Begin
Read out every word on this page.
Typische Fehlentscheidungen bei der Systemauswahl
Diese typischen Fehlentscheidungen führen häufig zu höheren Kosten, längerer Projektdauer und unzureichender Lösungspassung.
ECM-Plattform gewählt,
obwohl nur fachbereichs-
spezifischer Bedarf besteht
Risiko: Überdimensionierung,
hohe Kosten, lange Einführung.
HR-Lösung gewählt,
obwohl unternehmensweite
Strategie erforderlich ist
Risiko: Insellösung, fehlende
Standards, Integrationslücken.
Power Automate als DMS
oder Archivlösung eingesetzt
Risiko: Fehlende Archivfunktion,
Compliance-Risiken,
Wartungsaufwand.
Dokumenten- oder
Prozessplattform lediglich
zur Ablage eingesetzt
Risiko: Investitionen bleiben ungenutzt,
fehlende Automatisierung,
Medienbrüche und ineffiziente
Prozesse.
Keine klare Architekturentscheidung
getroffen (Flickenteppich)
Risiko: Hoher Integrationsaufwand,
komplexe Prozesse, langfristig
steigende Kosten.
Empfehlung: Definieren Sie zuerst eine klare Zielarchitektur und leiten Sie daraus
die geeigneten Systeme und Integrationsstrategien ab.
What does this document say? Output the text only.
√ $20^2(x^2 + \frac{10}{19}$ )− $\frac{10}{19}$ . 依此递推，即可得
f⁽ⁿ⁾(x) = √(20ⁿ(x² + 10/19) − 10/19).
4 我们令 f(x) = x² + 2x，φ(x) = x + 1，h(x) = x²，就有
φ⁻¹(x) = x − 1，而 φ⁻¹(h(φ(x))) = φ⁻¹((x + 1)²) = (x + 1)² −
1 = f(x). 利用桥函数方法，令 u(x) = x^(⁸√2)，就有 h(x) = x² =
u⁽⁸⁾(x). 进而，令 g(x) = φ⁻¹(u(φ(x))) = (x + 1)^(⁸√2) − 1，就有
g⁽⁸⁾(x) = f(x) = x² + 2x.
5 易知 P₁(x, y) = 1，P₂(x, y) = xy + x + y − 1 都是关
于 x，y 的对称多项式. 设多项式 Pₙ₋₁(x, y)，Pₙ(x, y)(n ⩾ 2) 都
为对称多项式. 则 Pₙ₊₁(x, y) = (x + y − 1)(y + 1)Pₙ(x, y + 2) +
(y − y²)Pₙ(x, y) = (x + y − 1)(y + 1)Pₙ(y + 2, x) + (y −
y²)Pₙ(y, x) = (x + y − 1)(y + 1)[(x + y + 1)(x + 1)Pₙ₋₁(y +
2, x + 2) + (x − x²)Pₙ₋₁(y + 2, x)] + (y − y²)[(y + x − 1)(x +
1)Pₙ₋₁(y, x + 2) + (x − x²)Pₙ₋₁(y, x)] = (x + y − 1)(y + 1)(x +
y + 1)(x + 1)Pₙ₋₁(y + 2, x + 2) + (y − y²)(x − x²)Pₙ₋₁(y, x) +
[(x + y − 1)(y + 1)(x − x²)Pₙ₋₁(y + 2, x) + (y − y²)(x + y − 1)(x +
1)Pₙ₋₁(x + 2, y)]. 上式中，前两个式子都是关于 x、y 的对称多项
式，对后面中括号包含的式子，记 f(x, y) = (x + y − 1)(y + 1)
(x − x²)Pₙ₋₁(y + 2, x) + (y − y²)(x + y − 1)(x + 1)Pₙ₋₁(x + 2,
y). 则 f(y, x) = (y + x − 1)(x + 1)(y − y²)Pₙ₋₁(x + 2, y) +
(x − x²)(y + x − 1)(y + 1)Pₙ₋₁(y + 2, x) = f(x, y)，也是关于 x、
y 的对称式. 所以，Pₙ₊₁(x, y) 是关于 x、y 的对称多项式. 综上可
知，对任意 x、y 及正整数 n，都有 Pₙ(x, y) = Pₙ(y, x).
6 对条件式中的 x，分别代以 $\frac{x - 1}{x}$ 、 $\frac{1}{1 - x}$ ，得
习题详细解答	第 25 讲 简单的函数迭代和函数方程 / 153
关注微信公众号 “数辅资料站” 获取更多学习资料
End
Begin
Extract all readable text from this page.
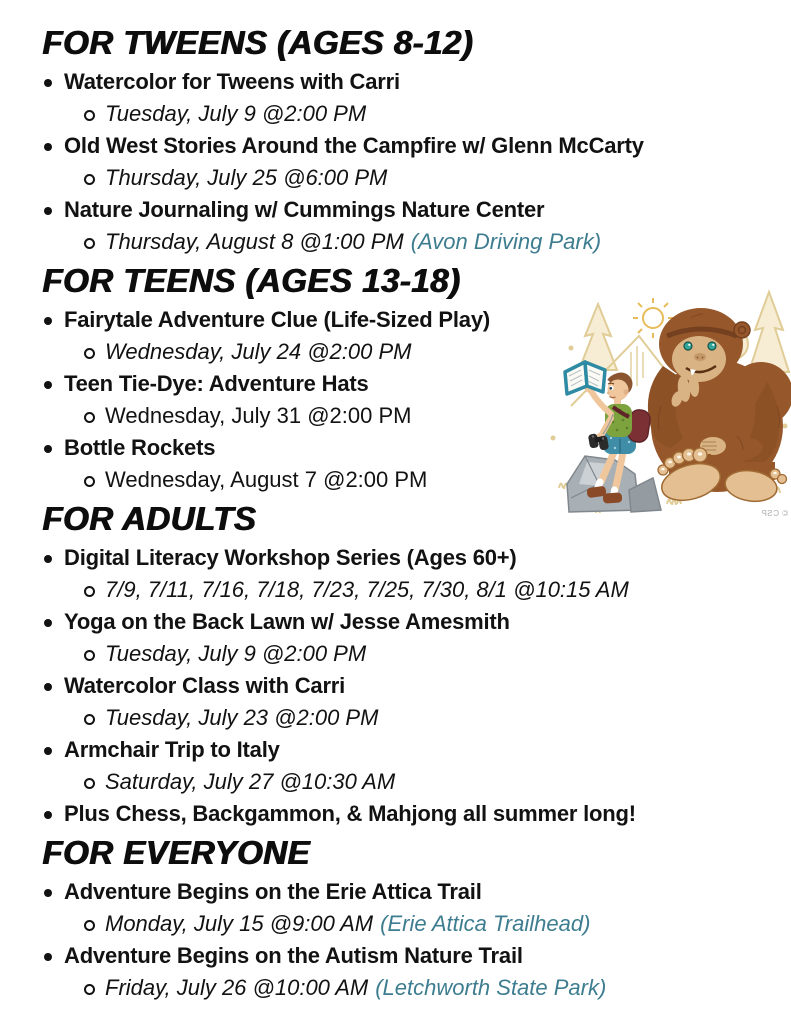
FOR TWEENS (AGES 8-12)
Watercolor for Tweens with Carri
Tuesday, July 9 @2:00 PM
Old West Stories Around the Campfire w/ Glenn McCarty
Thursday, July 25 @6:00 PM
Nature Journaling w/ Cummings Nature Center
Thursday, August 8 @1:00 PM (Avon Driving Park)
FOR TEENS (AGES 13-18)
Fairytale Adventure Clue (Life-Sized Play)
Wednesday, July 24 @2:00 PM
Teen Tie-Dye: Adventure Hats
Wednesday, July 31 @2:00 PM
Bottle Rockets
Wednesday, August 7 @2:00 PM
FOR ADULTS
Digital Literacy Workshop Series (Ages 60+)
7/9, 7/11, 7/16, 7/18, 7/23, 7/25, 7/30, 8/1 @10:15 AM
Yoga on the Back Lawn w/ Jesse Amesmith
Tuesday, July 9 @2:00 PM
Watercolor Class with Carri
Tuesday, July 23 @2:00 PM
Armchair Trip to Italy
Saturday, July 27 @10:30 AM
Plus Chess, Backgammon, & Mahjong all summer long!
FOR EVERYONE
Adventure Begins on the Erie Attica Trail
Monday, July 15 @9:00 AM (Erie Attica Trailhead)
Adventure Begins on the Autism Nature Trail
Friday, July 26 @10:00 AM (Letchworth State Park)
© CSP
End
Begin
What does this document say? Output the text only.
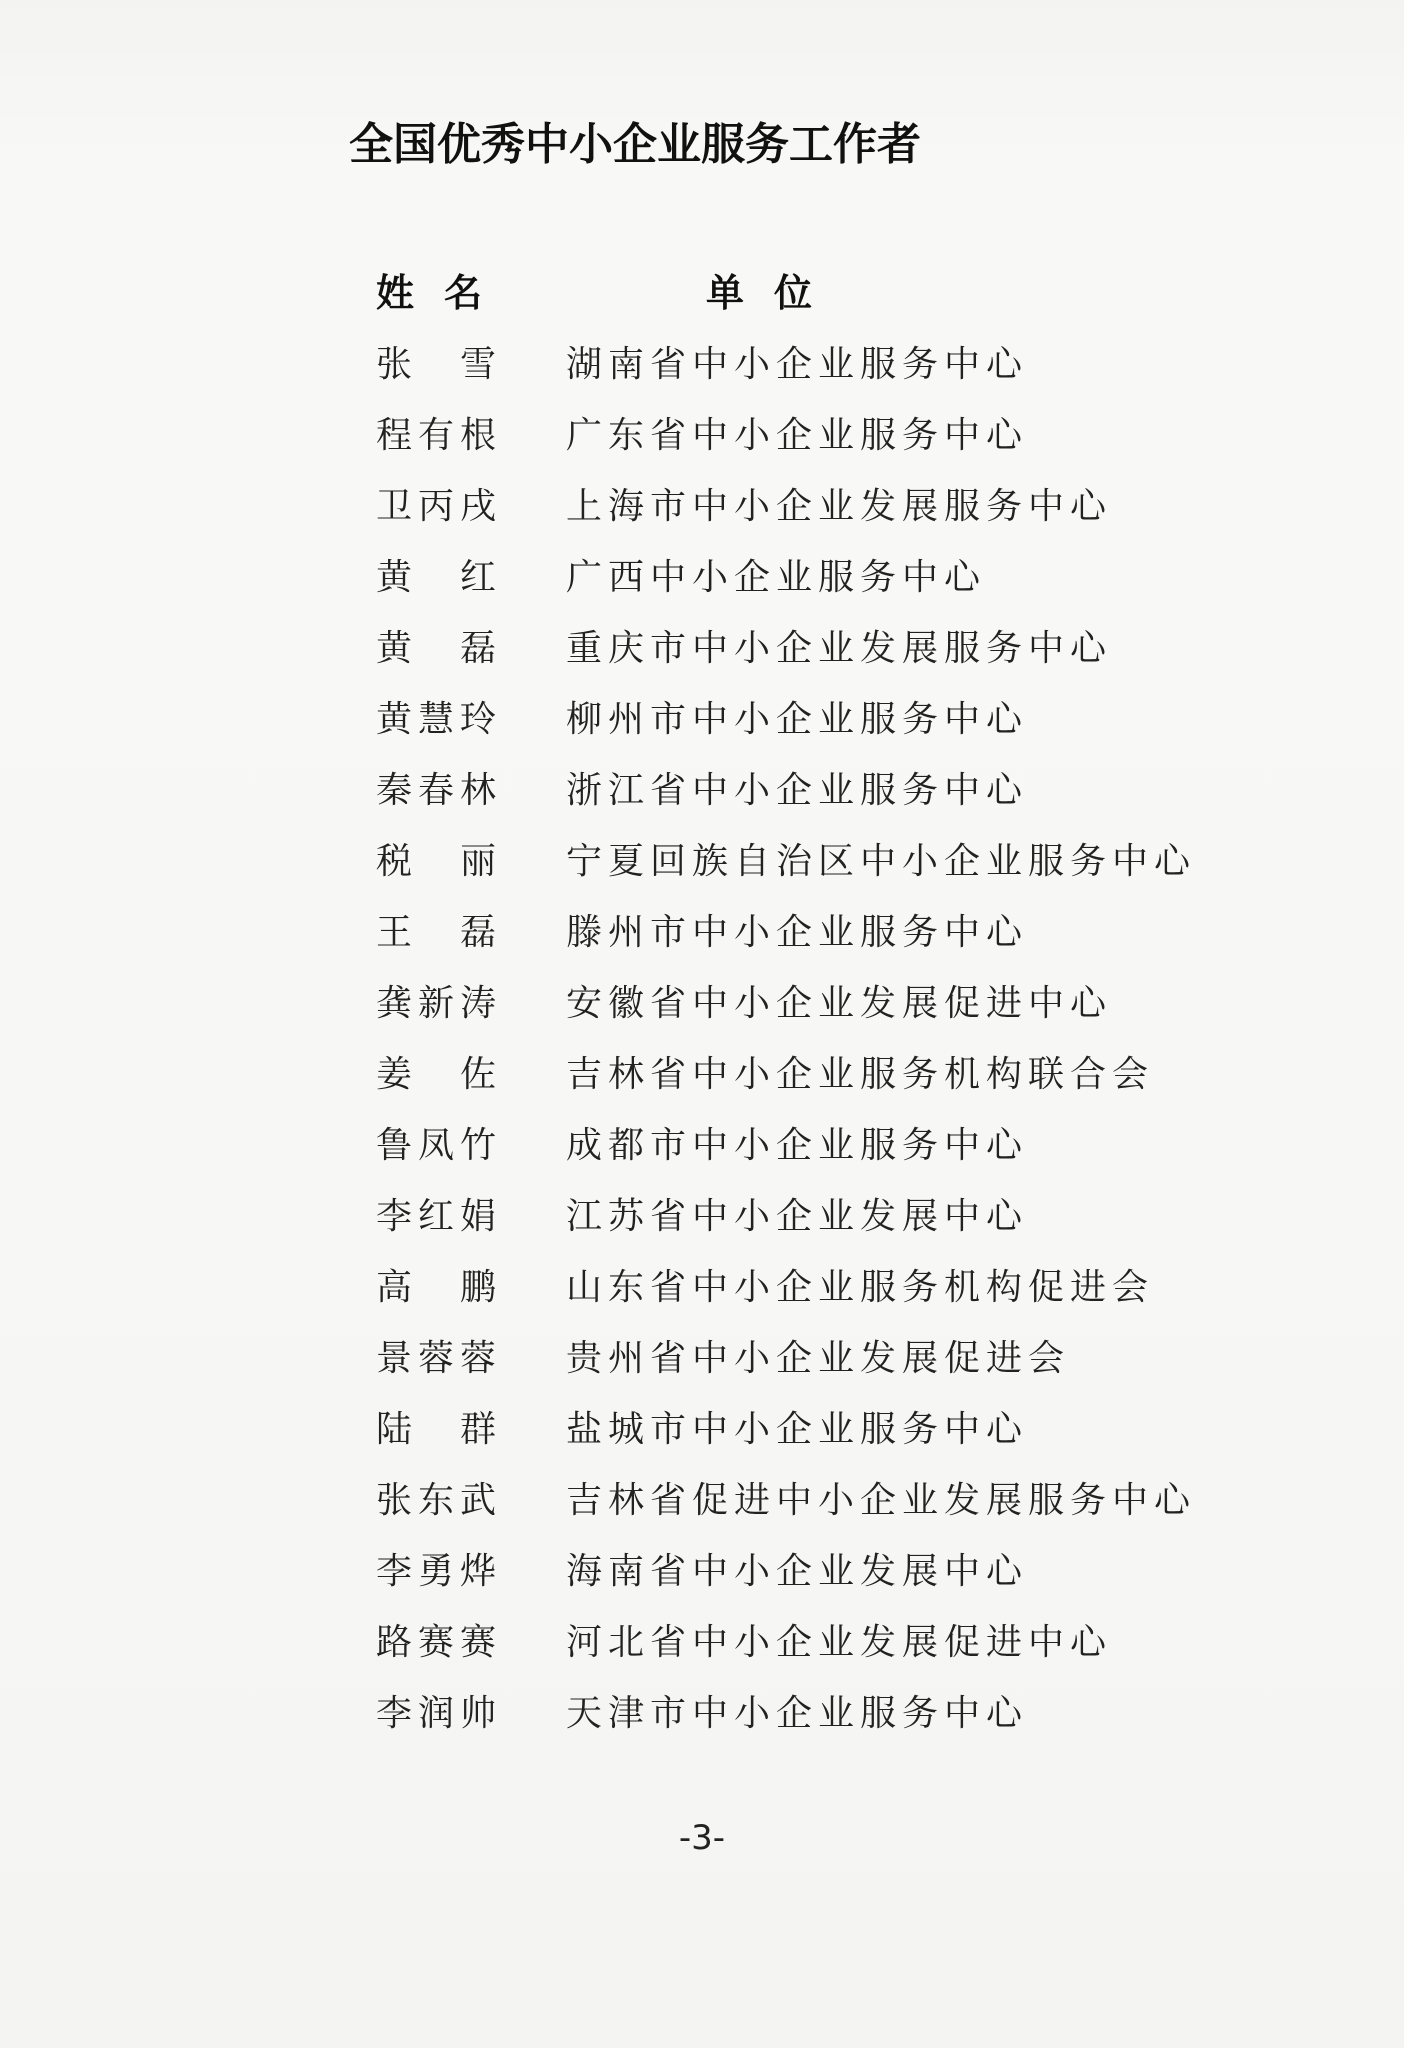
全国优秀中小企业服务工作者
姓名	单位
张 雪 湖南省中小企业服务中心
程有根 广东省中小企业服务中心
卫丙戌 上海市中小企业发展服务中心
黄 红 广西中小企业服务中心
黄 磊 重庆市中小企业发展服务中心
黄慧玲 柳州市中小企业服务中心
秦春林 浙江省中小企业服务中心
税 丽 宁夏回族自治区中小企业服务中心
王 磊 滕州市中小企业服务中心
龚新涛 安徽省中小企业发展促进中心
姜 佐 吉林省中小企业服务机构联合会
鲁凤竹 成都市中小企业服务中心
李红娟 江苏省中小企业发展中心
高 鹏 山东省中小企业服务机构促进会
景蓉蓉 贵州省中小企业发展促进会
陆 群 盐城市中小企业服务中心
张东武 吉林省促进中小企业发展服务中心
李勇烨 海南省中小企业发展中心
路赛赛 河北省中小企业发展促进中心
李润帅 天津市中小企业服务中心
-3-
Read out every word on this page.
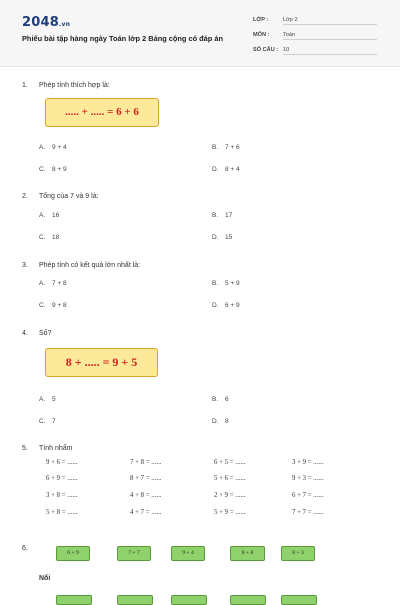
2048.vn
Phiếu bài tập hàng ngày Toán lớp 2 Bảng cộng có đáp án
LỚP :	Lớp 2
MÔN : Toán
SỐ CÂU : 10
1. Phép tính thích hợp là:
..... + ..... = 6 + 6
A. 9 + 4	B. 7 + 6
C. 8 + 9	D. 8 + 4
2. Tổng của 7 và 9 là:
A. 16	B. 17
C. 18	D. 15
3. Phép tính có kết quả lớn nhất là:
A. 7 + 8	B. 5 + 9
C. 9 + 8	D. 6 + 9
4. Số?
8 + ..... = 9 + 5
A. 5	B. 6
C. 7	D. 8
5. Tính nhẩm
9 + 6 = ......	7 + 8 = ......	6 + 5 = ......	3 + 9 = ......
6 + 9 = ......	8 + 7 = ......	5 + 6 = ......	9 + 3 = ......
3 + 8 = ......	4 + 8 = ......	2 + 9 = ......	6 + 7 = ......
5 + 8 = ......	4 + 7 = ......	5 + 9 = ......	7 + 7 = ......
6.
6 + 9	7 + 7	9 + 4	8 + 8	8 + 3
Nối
End
● GIVEN REQUEST
Locate the word "Risiko" in the records and collect each line it appears in.

● TASK RESULT
Risiko: Überdimensionierung,
Risiko: Insellösung, fehlende
Risiko: Fehlende Archivfunktion,
Risiko: Investitionen bleiben ungenutzt,
Risiko: Hoher Integrationsaufwand,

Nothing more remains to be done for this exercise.